TO BE DONE:
Pull out every line of the listing below where "时于就高选择效率" appears.
===============
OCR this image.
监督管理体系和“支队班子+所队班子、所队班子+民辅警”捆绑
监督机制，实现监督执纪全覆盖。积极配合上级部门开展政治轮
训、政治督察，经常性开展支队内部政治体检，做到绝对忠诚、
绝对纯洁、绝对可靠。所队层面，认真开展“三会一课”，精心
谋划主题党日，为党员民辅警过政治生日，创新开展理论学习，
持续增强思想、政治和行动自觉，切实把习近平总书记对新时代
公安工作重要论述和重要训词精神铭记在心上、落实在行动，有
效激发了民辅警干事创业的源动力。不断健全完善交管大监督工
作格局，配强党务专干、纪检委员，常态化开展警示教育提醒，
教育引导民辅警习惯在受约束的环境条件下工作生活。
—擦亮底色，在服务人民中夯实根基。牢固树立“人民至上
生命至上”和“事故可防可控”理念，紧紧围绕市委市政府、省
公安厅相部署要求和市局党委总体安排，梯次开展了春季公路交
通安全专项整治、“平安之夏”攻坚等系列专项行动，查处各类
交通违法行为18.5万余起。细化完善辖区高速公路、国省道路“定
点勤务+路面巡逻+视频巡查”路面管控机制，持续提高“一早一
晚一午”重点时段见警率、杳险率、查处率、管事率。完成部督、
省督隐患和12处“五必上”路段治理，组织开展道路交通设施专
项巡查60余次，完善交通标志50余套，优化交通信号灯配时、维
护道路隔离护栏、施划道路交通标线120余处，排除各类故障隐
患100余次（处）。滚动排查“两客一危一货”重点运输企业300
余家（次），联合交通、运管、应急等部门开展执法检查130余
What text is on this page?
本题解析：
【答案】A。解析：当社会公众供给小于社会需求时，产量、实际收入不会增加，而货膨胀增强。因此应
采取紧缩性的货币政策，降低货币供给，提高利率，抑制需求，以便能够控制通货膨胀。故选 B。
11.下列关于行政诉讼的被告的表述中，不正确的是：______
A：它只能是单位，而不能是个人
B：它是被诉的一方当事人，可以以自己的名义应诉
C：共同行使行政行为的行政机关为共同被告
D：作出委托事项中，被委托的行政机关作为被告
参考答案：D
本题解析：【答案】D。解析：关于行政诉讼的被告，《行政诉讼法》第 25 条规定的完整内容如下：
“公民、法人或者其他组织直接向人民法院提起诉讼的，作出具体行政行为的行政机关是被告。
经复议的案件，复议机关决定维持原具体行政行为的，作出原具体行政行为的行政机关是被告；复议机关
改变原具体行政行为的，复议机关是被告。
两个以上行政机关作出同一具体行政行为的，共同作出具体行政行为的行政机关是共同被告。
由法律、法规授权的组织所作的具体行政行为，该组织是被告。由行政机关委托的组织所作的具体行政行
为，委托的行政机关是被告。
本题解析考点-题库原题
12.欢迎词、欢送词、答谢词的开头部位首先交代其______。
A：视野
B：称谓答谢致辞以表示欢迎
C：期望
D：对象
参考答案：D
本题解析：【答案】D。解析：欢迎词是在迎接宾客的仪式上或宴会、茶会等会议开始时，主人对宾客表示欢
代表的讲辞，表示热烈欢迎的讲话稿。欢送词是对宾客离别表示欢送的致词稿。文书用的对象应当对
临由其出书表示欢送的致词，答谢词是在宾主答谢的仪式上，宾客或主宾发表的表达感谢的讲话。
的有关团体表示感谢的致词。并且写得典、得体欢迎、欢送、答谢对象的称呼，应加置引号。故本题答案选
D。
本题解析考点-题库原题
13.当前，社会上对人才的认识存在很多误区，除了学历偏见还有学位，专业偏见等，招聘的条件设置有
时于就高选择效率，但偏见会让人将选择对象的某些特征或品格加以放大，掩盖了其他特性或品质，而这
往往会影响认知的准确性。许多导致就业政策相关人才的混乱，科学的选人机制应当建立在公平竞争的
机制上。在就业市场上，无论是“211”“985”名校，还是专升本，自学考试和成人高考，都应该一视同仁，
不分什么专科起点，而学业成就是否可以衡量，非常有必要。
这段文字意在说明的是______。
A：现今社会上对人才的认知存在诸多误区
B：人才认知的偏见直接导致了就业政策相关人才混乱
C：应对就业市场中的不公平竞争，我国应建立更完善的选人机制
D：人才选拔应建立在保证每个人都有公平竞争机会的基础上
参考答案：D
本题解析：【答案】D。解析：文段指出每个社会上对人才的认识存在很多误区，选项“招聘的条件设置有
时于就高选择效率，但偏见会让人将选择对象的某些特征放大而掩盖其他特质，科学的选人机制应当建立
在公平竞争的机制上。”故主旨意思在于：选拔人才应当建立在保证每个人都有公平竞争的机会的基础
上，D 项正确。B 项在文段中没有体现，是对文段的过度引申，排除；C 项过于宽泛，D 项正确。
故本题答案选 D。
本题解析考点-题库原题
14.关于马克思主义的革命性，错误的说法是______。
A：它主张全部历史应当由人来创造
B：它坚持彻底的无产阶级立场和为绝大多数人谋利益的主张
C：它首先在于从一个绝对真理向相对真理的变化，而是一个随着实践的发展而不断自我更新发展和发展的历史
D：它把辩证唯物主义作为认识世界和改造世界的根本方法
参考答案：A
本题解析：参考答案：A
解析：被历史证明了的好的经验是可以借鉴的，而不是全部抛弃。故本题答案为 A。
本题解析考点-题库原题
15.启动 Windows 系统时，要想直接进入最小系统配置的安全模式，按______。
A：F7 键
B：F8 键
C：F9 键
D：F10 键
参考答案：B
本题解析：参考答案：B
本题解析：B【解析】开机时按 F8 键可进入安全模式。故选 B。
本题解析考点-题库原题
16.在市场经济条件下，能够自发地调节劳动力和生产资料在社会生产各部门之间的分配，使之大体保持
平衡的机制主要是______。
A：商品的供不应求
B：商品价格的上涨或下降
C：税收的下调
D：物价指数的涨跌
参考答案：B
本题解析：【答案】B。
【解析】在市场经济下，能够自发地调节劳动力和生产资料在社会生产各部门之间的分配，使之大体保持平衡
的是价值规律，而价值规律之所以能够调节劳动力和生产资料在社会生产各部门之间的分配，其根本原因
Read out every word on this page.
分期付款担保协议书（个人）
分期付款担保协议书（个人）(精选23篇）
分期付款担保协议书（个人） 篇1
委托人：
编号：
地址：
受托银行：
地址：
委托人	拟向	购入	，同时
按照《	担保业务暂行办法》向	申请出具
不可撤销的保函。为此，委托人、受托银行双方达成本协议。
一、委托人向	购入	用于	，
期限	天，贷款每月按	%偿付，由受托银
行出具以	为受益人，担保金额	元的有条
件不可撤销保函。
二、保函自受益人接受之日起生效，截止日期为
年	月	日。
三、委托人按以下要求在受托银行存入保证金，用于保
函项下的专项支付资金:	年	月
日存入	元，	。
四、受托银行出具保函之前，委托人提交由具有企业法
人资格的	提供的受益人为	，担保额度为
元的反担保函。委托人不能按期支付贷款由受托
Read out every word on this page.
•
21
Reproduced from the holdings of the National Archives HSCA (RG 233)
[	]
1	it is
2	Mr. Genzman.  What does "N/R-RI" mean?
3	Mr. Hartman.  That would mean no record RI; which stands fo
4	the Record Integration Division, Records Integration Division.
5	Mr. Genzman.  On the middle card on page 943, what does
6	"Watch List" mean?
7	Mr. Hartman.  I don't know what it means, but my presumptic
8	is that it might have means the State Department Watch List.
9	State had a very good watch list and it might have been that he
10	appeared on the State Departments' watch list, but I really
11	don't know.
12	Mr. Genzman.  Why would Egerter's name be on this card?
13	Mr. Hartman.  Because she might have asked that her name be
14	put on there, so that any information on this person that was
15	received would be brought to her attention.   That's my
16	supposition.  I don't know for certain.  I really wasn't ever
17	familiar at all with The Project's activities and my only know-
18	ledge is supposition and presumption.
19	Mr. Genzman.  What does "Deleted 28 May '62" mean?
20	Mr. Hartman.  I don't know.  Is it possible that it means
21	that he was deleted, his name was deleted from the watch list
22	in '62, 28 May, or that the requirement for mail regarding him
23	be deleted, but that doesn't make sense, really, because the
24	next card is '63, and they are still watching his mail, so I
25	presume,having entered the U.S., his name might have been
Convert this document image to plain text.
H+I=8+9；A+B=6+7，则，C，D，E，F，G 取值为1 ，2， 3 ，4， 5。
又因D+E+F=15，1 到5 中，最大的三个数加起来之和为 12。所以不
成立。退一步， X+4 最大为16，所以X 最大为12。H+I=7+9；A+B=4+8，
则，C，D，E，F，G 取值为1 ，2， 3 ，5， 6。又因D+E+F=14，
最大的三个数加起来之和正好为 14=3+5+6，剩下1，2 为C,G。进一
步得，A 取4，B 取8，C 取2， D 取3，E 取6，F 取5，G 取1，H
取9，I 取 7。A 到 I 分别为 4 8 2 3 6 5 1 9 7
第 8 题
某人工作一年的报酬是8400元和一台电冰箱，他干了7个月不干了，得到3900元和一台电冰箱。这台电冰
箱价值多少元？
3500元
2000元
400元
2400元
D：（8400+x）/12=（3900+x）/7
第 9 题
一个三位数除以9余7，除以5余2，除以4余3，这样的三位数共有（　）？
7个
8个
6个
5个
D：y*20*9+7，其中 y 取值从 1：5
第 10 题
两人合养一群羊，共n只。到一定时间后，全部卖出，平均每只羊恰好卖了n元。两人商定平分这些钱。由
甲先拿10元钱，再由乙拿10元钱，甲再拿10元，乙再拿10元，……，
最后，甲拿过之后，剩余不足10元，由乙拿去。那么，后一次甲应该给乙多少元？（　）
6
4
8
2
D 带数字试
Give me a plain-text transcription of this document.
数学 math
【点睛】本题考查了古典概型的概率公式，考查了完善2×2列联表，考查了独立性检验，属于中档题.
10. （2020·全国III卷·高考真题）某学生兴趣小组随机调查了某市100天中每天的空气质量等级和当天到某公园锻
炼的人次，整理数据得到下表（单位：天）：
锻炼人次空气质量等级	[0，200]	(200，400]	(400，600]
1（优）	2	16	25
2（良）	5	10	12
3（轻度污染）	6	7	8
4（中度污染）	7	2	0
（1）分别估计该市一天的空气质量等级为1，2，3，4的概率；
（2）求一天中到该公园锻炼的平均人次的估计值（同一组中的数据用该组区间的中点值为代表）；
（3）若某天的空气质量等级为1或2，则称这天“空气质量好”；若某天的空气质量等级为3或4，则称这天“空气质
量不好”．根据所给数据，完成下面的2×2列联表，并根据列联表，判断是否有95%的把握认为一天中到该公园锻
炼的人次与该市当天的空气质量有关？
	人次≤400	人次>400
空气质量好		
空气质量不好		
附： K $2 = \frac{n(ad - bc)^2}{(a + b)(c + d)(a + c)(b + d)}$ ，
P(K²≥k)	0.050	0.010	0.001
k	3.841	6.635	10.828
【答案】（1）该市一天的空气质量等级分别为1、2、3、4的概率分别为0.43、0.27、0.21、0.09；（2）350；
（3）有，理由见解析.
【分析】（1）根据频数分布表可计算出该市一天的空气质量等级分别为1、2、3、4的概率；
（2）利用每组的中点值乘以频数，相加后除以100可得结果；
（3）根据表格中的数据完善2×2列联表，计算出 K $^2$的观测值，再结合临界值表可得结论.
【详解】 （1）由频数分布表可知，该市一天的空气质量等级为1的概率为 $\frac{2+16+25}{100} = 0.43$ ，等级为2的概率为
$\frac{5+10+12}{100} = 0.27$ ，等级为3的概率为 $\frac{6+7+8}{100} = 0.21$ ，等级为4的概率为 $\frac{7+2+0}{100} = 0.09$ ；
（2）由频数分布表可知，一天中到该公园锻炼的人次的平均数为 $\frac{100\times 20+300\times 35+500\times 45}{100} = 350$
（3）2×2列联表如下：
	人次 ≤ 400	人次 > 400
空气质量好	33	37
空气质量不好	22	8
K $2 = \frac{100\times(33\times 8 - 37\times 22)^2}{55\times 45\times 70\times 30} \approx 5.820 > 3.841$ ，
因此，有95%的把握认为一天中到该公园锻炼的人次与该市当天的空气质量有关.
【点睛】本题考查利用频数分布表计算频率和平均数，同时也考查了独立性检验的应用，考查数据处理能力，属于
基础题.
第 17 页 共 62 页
===============
OUTPUT FOR THIS TASK:
时于就高选择效率，但偏见会让人将选择对象的某些特征或品格加以放大，掩盖了其他特性或品质，而这
时于就高选择效率，但偏见会让人将选择对象的某些特征放大而掩盖其他特质，科学的选人机制应当建立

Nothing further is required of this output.